Dataset items
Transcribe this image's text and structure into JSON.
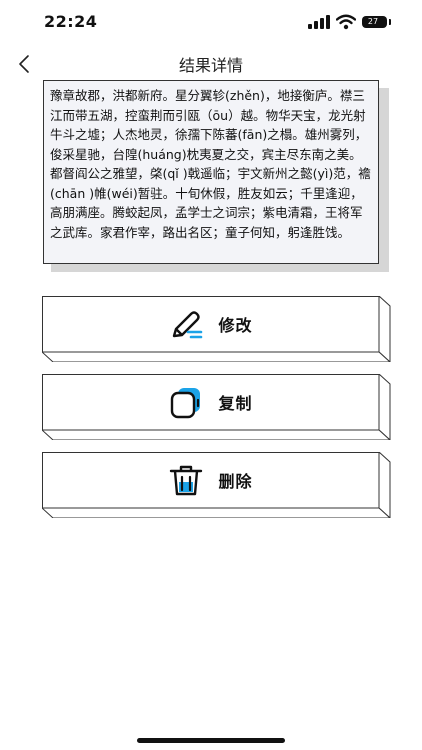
{
  "status_bar": {
    "time": "22:24",
    "battery_level": "27"
  },
  "nav": {
    "title": "结果详情"
  },
  "result": {
    "text": "豫章故郡，洪都新府。星分翼轸(zhěn)，地接衡庐。襟三江而带五湖，控蛮荆而引瓯（ōu）越。物华天宝，龙光射牛斗之墟；人杰地灵，徐孺下陈蕃(fān)之榻。雄州雾列，俊采星驰，台隍(huáng)枕夷夏之交，宾主尽东南之美。都督阎公之雅望，棨(qǐ )戟遥临；宇文新州之懿(yì)范，襜(chān )帷(wéi)暂驻。十旬休假，胜友如云；千里逢迎，高朋满座。腾蛟起凤，孟学士之词宗；紫电清霜，王将军之武库。家君作宰，路出名区；童子何知，躬逢胜饯。"
  },
  "actions": {
    "edit_label": "修改",
    "copy_label": "复制",
    "delete_label": "删除"
  },
  "icons": {
    "back": "chevron-left-icon",
    "edit": "pen-icon",
    "copy": "copy-icon",
    "delete": "trash-icon"
  },
  "colors": {
    "accent": "#1ba3e8",
    "card_bg": "#f3f4f8"
  }
}
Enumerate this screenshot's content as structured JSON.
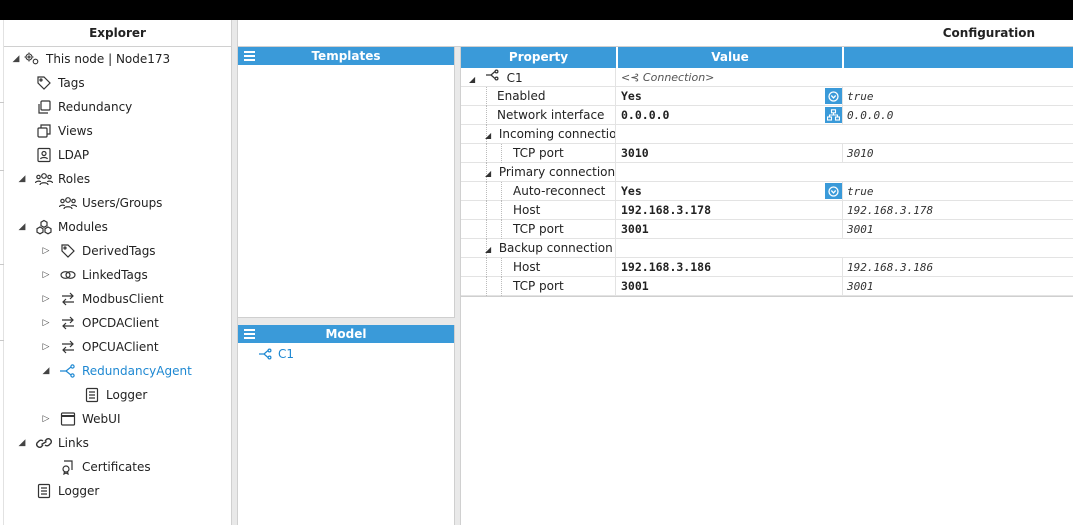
{
  "explorer": {
    "title": "Explorer",
    "items": [
      {
        "label": "This node | Node173",
        "icon": "node-gear-icon",
        "expander": "◢"
      },
      {
        "label": "Tags",
        "icon": "tag-icon"
      },
      {
        "label": "Redundancy",
        "icon": "redundancy-icon"
      },
      {
        "label": "Views",
        "icon": "views-icon"
      },
      {
        "label": "LDAP",
        "icon": "ldap-icon"
      },
      {
        "label": "Roles",
        "icon": "roles-icon",
        "expander": "◢"
      },
      {
        "label": "Users/Groups",
        "icon": "users-groups-icon"
      },
      {
        "label": "Modules",
        "icon": "modules-icon",
        "expander": "◢"
      },
      {
        "label": "DerivedTags",
        "icon": "tag-icon",
        "expander": "▷"
      },
      {
        "label": "LinkedTags",
        "icon": "linked-tags-icon",
        "expander": "▷"
      },
      {
        "label": "ModbusClient",
        "icon": "arrows-exchange-icon",
        "expander": "▷"
      },
      {
        "label": "OPCDAClient",
        "icon": "arrows-exchange-icon",
        "expander": "▷"
      },
      {
        "label": "OPCUAClient",
        "icon": "arrows-exchange-icon",
        "expander": "▷"
      },
      {
        "label": "RedundancyAgent",
        "icon": "redundancy-agent-icon",
        "expander": "◢"
      },
      {
        "label": "Logger",
        "icon": "logger-icon"
      },
      {
        "label": "WebUI",
        "icon": "webui-window-icon",
        "expander": "▷"
      },
      {
        "label": "Links",
        "icon": "link-icon",
        "expander": "◢"
      },
      {
        "label": "Certificates",
        "icon": "certificate-icon"
      },
      {
        "label": "Logger",
        "icon": "logger-icon"
      }
    ]
  },
  "configuration": {
    "title": "Configuration"
  },
  "templates": {
    "title": "Templates"
  },
  "model": {
    "title": "Model",
    "items": [
      {
        "label": "C1",
        "icon": "connection-icon"
      }
    ]
  },
  "grid": {
    "headers": {
      "property": "Property",
      "value": "Value"
    },
    "rows": [
      {
        "property": "C1",
        "value": "<⊰ Connection>",
        "default": "",
        "group": true
      },
      {
        "property": "Enabled",
        "value": "Yes",
        "default": "true",
        "control": "dropdown"
      },
      {
        "property": "Network interface",
        "value": "0.0.0.0",
        "default": "0.0.0.0",
        "control": "network"
      },
      {
        "property": "Incoming connection",
        "value": "",
        "default": "",
        "group": true
      },
      {
        "property": "TCP port",
        "value": "3010",
        "default": "3010"
      },
      {
        "property": "Primary connection",
        "value": "",
        "default": "",
        "group": true
      },
      {
        "property": "Auto-reconnect",
        "value": "Yes",
        "default": "true",
        "control": "dropdown"
      },
      {
        "property": "Host",
        "value": "192.168.3.178",
        "default": "192.168.3.178"
      },
      {
        "property": "TCP port",
        "value": "3001",
        "default": "3001"
      },
      {
        "property": "Backup connection",
        "value": "",
        "default": "",
        "group": true
      },
      {
        "property": "Host",
        "value": "192.168.3.186",
        "default": "192.168.3.186"
      },
      {
        "property": "TCP port",
        "value": "3001",
        "default": "3001"
      }
    ]
  },
  "colors": {
    "accent": "#3a9ad9",
    "selected": "#1e88d2"
  }
}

--- Exercise details ---
Please repeat the entries exactly. Do not include the pictures.

--- Response below ---
Transcribe this image's text and structure into JSON.
{
  "status_bar": {
    "time": "22:24",
    "battery_level": "27"
  },
  "nav": {
    "title": "结果详情"
  },
  "result": {
    "text": "豫章故郡，洪都新府。星分翼轸(zhěn)，地接衡庐。襟三江而带五湖，控蛮荆而引瓯（ōu）越。物华天宝，龙光射牛斗之墟；人杰地灵，徐孺下陈蕃(fān)之榻。雄州雾列，俊采星驰，台隍(huáng)枕夷夏之交，宾主尽东南之美。都督阎公之雅望，棨(qǐ )戟遥临；宇文新州之懿(yì)范，襜(chān )帷(wéi)暂驻。十旬休假，胜友如云；千里逢迎，高朋满座。腾蛟起凤，孟学士之词宗；紫电清霜，王将军之武库。家君作宰，路出名区；童子何知，躬逢胜饯。"
  },
  "actions": {
    "edit_label": "修改",
    "copy_label": "复制",
    "delete_label": "删除"
  },
  "icons": {
    "back": "chevron-left-icon",
    "edit": "pen-icon",
    "copy": "copy-icon",
    "delete": "trash-icon"
  },
  "colors": {
    "accent": "#1ba3e8",
    "card_bg": "#f3f4f8"
  }
}
Enumerate this screenshot's content as structured JSON.
{
  "explorer": {
    "title": "Explorer",
    "items": [
      {
        "label": "This node | Node173",
        "icon": "node-gear-icon",
        "expander": "◢"
      },
      {
        "label": "Tags",
        "icon": "tag-icon"
      },
      {
        "label": "Redundancy",
        "icon": "redundancy-icon"
      },
      {
        "label": "Views",
        "icon": "views-icon"
      },
      {
        "label": "LDAP",
        "icon": "ldap-icon"
      },
      {
        "label": "Roles",
        "icon": "roles-icon",
        "expander": "◢"
      },
      {
        "label": "Users/Groups",
        "icon": "users-groups-icon"
      },
      {
        "label": "Modules",
        "icon": "modules-icon",
        "expander": "◢"
      },
      {
        "label": "DerivedTags",
        "icon": "tag-icon",
        "expander": "▷"
      },
      {
        "label": "LinkedTags",
        "icon": "linked-tags-icon",
        "expander": "▷"
      },
      {
        "label": "ModbusClient",
        "icon": "arrows-exchange-icon",
        "expander": "▷"
      },
      {
        "label": "OPCDAClient",
        "icon": "arrows-exchange-icon",
        "expander": "▷"
      },
      {
        "label": "OPCUAClient",
        "icon": "arrows-exchange-icon",
        "expander": "▷"
      },
      {
        "label": "RedundancyAgent",
        "icon": "redundancy-agent-icon",
        "expander": "◢"
      },
      {
        "label": "Logger",
        "icon": "logger-icon"
      },
      {
        "label": "WebUI",
        "icon": "webui-window-icon",
        "expander": "▷"
      },
      {
        "label": "Links",
        "icon": "link-icon",
        "expander": "◢"
      },
      {
        "label": "Certificates",
        "icon": "certificate-icon"
      },
      {
        "label": "Logger",
        "icon": "logger-icon"
      }
    ]
  },
  "configuration": {
    "title": "Configuration"
  },
  "templates": {
    "title": "Templates"
  },
  "model": {
    "title": "Model",
    "items": [
      {
        "label": "C1",
        "icon": "connection-icon"
      }
    ]
  },
  "grid": {
    "headers": {
      "property": "Property",
      "value": "Value"
    },
    "rows": [
      {
        "property": "C1",
        "value": "<⊰ Connection>",
        "default": "",
        "group": true
      },
      {
        "property": "Enabled",
        "value": "Yes",
        "default": "true",
        "control": "dropdown"
      },
      {
        "property": "Network interface",
        "value": "0.0.0.0",
        "default": "0.0.0.0",
        "control": "network"
      },
      {
        "property": "Incoming connection",
        "value": "",
        "default": "",
        "group": true
      },
      {
        "property": "TCP port",
        "value": "3010",
        "default": "3010"
      },
      {
        "property": "Primary connection",
        "value": "",
        "default": "",
        "group": true
      },
      {
        "property": "Auto-reconnect",
        "value": "Yes",
        "default": "true",
        "control": "dropdown"
      },
      {
        "property": "Host",
        "value": "192.168.3.178",
        "default": "192.168.3.178"
      },
      {
        "property": "TCP port",
        "value": "3001",
        "default": "3001"
      },
      {
        "property": "Backup connection",
        "value": "",
        "default": "",
        "group": true
      },
      {
        "property": "Host",
        "value": "192.168.3.186",
        "default": "192.168.3.186"
      },
      {
        "property": "TCP port",
        "value": "3001",
        "default": "3001"
      }
    ]
  },
  "colors": {
    "accent": "#3a9ad9",
    "selected": "#1e88d2"
  }
}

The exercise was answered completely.